=== AIM ===
Print every entry word for word, but omit the pictures.

=== INFORMATION SHOWN ===
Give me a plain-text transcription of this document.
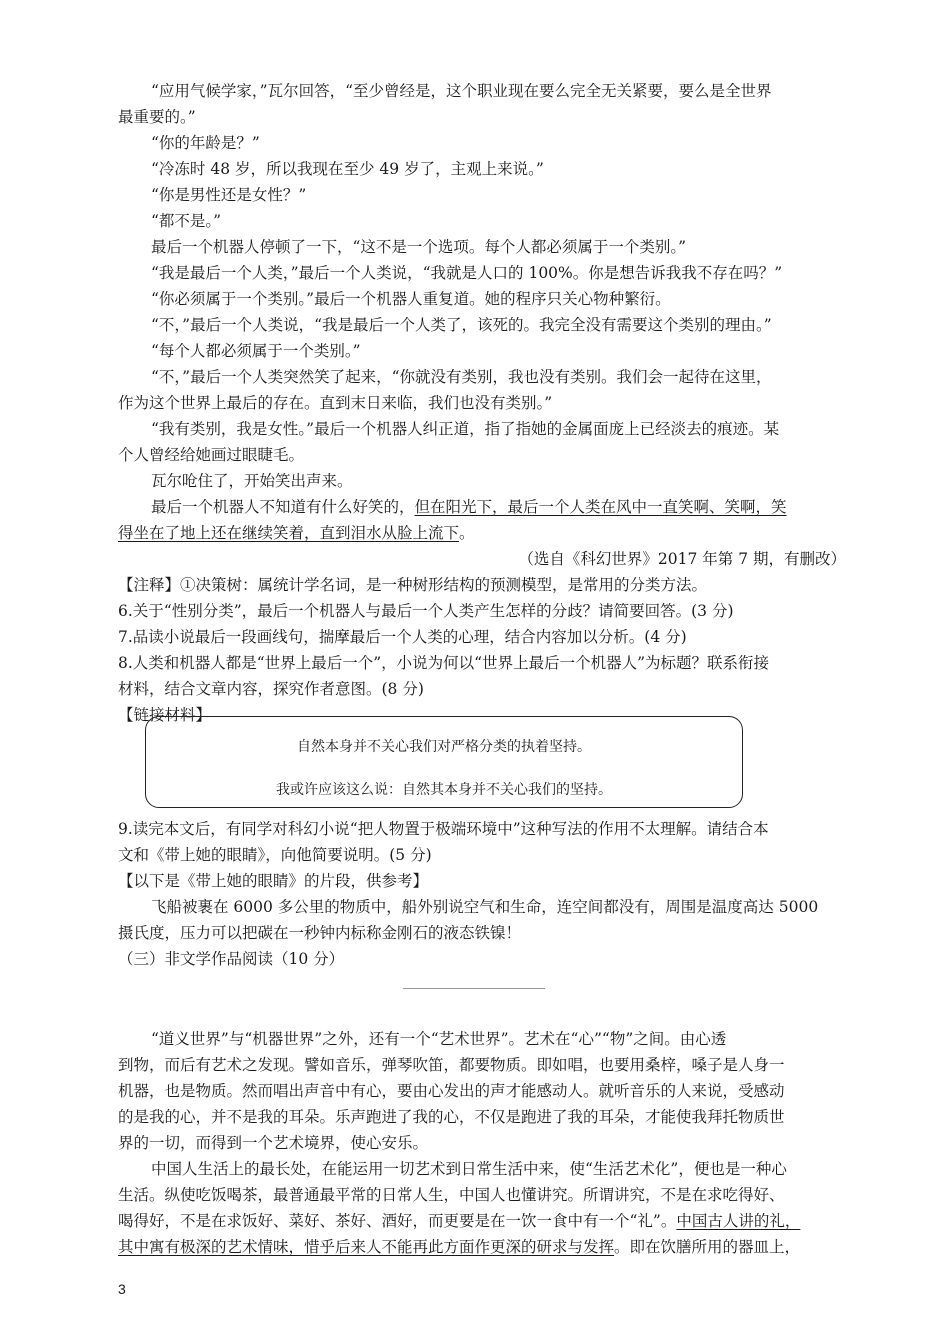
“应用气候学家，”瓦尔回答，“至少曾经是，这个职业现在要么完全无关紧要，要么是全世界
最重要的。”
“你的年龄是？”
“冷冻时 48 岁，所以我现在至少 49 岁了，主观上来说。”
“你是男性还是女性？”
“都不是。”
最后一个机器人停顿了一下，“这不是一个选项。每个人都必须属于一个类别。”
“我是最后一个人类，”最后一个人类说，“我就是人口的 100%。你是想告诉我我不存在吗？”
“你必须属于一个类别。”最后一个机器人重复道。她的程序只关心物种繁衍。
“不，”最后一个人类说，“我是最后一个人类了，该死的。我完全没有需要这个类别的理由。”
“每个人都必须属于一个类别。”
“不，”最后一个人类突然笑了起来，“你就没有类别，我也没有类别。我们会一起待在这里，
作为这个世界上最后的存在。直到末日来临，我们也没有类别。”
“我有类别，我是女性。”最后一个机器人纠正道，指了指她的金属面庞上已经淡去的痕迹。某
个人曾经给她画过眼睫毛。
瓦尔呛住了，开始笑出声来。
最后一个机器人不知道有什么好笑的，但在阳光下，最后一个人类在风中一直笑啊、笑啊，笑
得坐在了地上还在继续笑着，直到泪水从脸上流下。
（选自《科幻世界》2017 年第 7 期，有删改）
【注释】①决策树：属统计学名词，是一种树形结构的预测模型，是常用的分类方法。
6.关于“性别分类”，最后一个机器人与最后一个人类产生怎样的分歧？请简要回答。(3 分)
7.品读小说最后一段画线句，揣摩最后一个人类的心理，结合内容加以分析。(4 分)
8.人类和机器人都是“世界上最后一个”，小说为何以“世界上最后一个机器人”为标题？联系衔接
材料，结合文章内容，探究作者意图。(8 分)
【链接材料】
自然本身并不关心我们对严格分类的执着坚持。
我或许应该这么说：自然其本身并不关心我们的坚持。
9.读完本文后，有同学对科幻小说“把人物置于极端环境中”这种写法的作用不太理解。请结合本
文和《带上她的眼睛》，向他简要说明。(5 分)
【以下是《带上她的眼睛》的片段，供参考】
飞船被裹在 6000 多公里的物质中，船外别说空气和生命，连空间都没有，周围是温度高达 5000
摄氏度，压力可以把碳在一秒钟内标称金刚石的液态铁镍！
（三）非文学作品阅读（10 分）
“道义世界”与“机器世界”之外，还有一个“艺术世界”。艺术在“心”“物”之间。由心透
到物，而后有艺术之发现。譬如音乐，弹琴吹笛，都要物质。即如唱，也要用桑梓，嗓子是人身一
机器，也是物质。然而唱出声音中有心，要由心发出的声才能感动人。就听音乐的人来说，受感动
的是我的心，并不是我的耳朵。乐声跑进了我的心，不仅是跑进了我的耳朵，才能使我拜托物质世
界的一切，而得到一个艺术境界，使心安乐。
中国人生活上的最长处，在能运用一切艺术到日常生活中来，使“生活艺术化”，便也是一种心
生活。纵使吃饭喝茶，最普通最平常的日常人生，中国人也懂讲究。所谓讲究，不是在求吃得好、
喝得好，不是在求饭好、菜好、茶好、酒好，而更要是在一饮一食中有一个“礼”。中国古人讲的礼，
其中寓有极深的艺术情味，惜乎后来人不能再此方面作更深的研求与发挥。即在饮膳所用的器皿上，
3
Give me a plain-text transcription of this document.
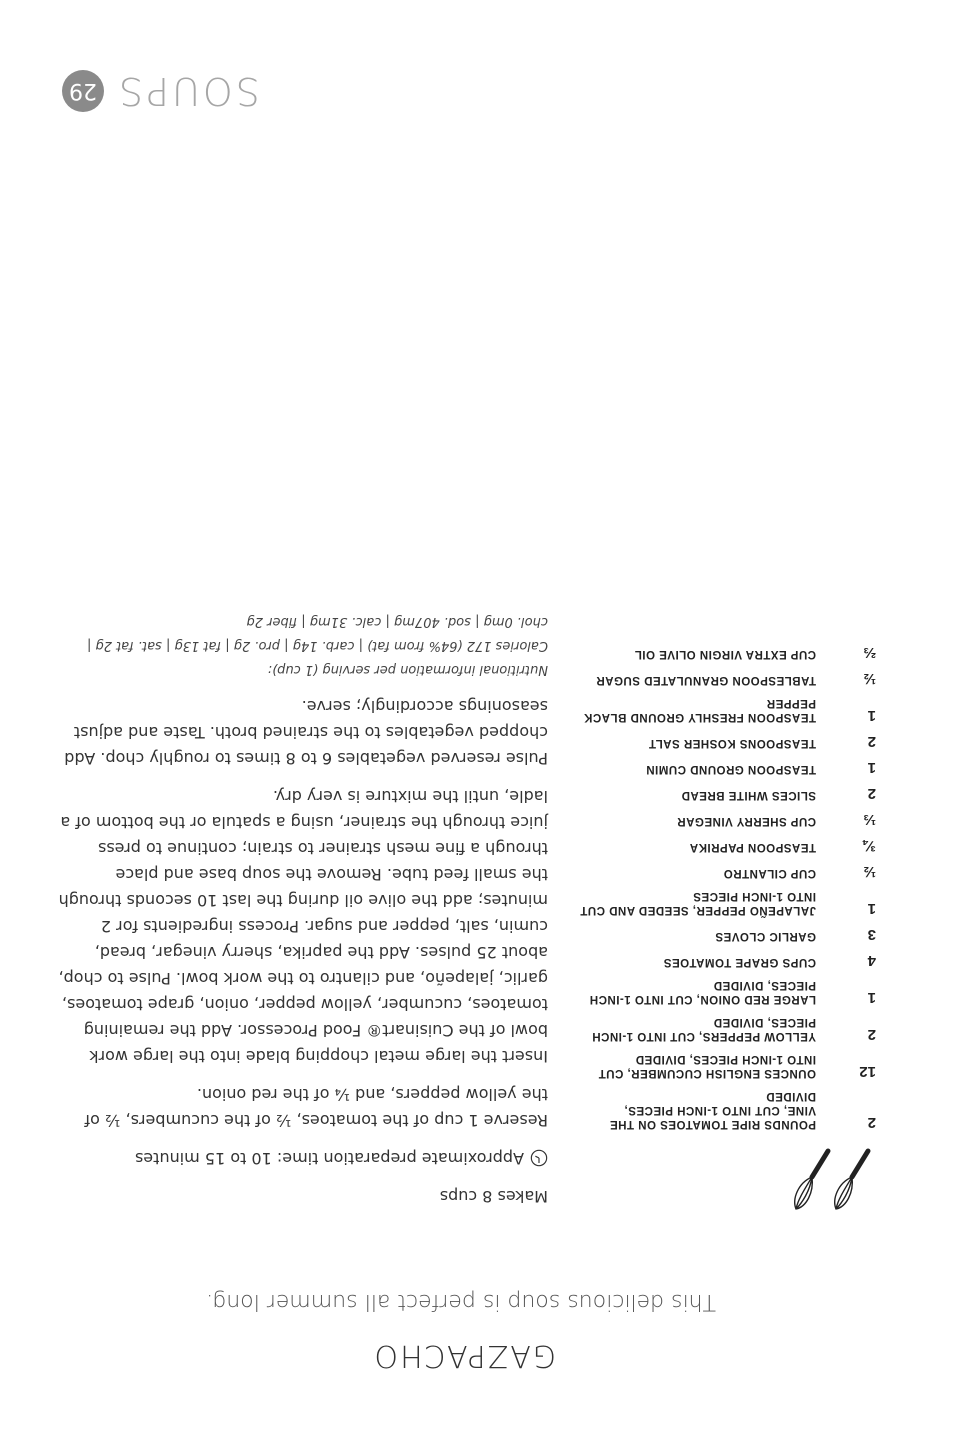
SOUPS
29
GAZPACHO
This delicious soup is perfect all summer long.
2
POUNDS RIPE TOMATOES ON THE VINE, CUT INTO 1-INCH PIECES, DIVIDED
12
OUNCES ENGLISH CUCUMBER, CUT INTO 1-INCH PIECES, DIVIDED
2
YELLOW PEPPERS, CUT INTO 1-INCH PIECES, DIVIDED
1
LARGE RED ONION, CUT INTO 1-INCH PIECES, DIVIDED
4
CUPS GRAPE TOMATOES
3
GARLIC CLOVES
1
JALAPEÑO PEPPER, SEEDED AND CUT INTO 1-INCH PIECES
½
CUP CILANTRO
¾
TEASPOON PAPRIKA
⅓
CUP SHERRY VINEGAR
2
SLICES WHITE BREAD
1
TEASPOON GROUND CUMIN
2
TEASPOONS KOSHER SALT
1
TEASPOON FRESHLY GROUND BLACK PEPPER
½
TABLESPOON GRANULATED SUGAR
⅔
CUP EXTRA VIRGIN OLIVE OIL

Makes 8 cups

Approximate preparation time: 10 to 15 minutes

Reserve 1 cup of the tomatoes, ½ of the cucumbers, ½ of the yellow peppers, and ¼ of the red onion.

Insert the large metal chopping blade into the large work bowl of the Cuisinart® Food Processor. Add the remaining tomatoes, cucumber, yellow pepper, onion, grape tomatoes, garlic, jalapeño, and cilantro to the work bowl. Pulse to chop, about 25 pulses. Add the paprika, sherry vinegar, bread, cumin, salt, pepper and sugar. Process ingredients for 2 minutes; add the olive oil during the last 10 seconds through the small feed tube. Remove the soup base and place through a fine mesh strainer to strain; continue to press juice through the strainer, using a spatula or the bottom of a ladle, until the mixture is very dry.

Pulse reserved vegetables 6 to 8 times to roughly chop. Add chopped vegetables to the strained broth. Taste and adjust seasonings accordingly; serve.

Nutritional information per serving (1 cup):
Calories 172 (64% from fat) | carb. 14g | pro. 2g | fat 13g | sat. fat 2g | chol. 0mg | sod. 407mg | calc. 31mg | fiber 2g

=== THE SOLUTION ===
Give me a plain-text transcription of this document.
“应用气候学家，”瓦尔回答，“至少曾经是，这个职业现在要么完全无关紧要，要么是全世界
最重要的。”
“你的年龄是？”
“冷冻时 48 岁，所以我现在至少 49 岁了，主观上来说。”
“你是男性还是女性？”
“都不是。”
最后一个机器人停顿了一下，“这不是一个选项。每个人都必须属于一个类别。”
“我是最后一个人类，”最后一个人类说，“我就是人口的 100%。你是想告诉我我不存在吗？”
“你必须属于一个类别。”最后一个机器人重复道。她的程序只关心物种繁衍。
“不，”最后一个人类说，“我是最后一个人类了，该死的。我完全没有需要这个类别的理由。”
“每个人都必须属于一个类别。”
“不，”最后一个人类突然笑了起来，“你就没有类别，我也没有类别。我们会一起待在这里，
作为这个世界上最后的存在。直到末日来临，我们也没有类别。”
“我有类别，我是女性。”最后一个机器人纠正道，指了指她的金属面庞上已经淡去的痕迹。某
个人曾经给她画过眼睫毛。
瓦尔呛住了，开始笑出声来。
最后一个机器人不知道有什么好笑的，但在阳光下，最后一个人类在风中一直笑啊、笑啊，笑
得坐在了地上还在继续笑着，直到泪水从脸上流下。
（选自《科幻世界》2017 年第 7 期，有删改）
【注释】①决策树：属统计学名词，是一种树形结构的预测模型，是常用的分类方法。
6.关于“性别分类”，最后一个机器人与最后一个人类产生怎样的分歧？请简要回答。(3 分)
7.品读小说最后一段画线句，揣摩最后一个人类的心理，结合内容加以分析。(4 分)
8.人类和机器人都是“世界上最后一个”，小说为何以“世界上最后一个机器人”为标题？联系衔接
材料，结合文章内容，探究作者意图。(8 分)
【链接材料】
自然本身并不关心我们对严格分类的执着坚持。
我或许应该这么说：自然其本身并不关心我们的坚持。
9.读完本文后，有同学对科幻小说“把人物置于极端环境中”这种写法的作用不太理解。请结合本
文和《带上她的眼睛》，向他简要说明。(5 分)
【以下是《带上她的眼睛》的片段，供参考】
飞船被裹在 6000 多公里的物质中，船外别说空气和生命，连空间都没有，周围是温度高达 5000
摄氏度，压力可以把碳在一秒钟内标称金刚石的液态铁镍！
（三）非文学作品阅读（10 分）
“道义世界”与“机器世界”之外，还有一个“艺术世界”。艺术在“心”“物”之间。由心透
到物，而后有艺术之发现。譬如音乐，弹琴吹笛，都要物质。即如唱，也要用桑梓，嗓子是人身一
机器，也是物质。然而唱出声音中有心，要由心发出的声才能感动人。就听音乐的人来说，受感动
的是我的心，并不是我的耳朵。乐声跑进了我的心，不仅是跑进了我的耳朵，才能使我拜托物质世
界的一切，而得到一个艺术境界，使心安乐。
中国人生活上的最长处，在能运用一切艺术到日常生活中来，使“生活艺术化”，便也是一种心
生活。纵使吃饭喝茶，最普通最平常的日常人生，中国人也懂讲究。所谓讲究，不是在求吃得好、
喝得好，不是在求饭好、菜好、茶好、酒好，而更要是在一饮一食中有一个“礼”。中国古人讲的礼，
其中寓有极深的艺术情味，惜乎后来人不能再此方面作更深的研求与发挥。即在饮膳所用的器皿上，
3
Give me a plain-text transcription of this document.
SOUPS
29
GAZPACHO
This delicious soup is perfect all summer long.
2
POUNDS RIPE TOMATOES ON THE VINE, CUT INTO 1-INCH PIECES, DIVIDED
12
OUNCES ENGLISH CUCUMBER, CUT INTO 1-INCH PIECES, DIVIDED
2
YELLOW PEPPERS, CUT INTO 1-INCH PIECES, DIVIDED
1
LARGE RED ONION, CUT INTO 1-INCH PIECES, DIVIDED
4
CUPS GRAPE TOMATOES
3
GARLIC CLOVES
1
JALAPEÑO PEPPER, SEEDED AND CUT INTO 1-INCH PIECES
½
CUP CILANTRO
¾
TEASPOON PAPRIKA
⅓
CUP SHERRY VINEGAR
2
SLICES WHITE BREAD
1
TEASPOON GROUND CUMIN
2
TEASPOONS KOSHER SALT
1
TEASPOON FRESHLY GROUND BLACK PEPPER
½
TABLESPOON GRANULATED SUGAR
⅔
CUP EXTRA VIRGIN OLIVE OIL

Makes 8 cups

Approximate preparation time: 10 to 15 minutes

Reserve 1 cup of the tomatoes, ½ of the cucumbers, ½ of the yellow peppers, and ¼ of the red onion.

Insert the large metal chopping blade into the large work bowl of the Cuisinart® Food Processor. Add the remaining tomatoes, cucumber, yellow pepper, onion, grape tomatoes, garlic, jalapeño, and cilantro to the work bowl. Pulse to chop, about 25 pulses. Add the paprika, sherry vinegar, bread, cumin, salt, pepper and sugar. Process ingredients for 2 minutes; add the olive oil during the last 10 seconds through the small feed tube. Remove the soup base and place through a fine mesh strainer to strain; continue to press juice through the strainer, using a spatula or the bottom of a ladle, until the mixture is very dry.

Pulse reserved vegetables 6 to 8 times to roughly chop. Add chopped vegetables to the strained broth. Taste and adjust seasonings accordingly; serve.

Nutritional information per serving (1 cup):
Calories 172 (64% from fat) | carb. 14g | pro. 2g | fat 13g | sat. fat 2g | chol. 0mg | sod. 407mg | calc. 31mg | fiber 2g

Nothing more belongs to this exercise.